### WRITTEN INSTRUCTION
In the entries below, find the lines with the word "this" and copy them.

### MATERIAL FOR THE TASK
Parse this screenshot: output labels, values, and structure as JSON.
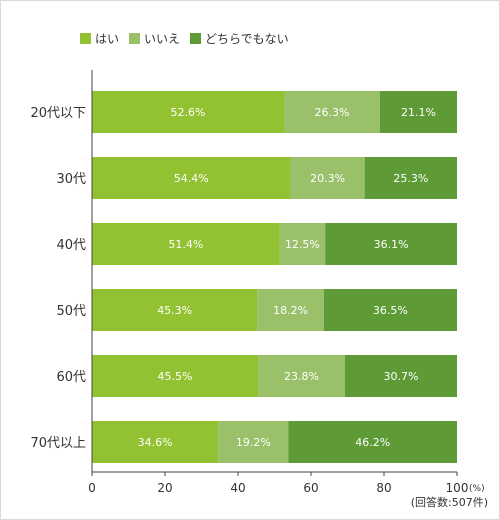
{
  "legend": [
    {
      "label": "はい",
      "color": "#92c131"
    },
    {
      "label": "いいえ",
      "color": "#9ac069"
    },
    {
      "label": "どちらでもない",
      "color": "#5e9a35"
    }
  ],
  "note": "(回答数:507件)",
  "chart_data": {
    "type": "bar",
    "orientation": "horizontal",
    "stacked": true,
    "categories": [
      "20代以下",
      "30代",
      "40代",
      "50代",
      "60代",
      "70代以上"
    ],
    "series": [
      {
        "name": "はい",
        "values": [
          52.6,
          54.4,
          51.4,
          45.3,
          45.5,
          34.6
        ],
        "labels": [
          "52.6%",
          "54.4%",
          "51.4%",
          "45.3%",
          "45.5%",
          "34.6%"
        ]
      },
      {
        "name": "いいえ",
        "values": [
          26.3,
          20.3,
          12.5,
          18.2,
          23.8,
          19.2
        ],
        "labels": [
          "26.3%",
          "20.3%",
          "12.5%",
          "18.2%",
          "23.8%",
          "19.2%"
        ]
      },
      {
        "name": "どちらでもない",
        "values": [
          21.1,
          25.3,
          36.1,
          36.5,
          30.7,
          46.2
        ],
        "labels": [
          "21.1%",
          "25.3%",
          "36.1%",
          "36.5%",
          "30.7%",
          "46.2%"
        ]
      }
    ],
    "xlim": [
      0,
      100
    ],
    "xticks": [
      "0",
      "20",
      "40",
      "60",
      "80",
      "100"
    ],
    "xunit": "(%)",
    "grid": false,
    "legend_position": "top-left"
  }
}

--

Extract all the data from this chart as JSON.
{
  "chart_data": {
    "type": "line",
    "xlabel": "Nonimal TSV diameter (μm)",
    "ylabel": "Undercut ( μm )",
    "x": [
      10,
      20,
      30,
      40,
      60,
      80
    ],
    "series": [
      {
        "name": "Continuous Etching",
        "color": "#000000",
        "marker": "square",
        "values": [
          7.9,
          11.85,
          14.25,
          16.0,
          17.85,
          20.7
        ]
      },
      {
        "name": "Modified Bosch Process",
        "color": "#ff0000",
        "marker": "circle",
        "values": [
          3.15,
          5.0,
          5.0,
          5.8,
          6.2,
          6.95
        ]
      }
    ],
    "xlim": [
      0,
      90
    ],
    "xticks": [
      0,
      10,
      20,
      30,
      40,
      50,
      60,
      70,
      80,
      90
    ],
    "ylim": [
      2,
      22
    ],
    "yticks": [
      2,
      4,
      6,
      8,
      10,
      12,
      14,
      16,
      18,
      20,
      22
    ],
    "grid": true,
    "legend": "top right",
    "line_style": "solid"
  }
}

### OUTPUT
Parse this screenshot: output labels, values, and structure as JSON.
Extract all the data from this chart as JSON.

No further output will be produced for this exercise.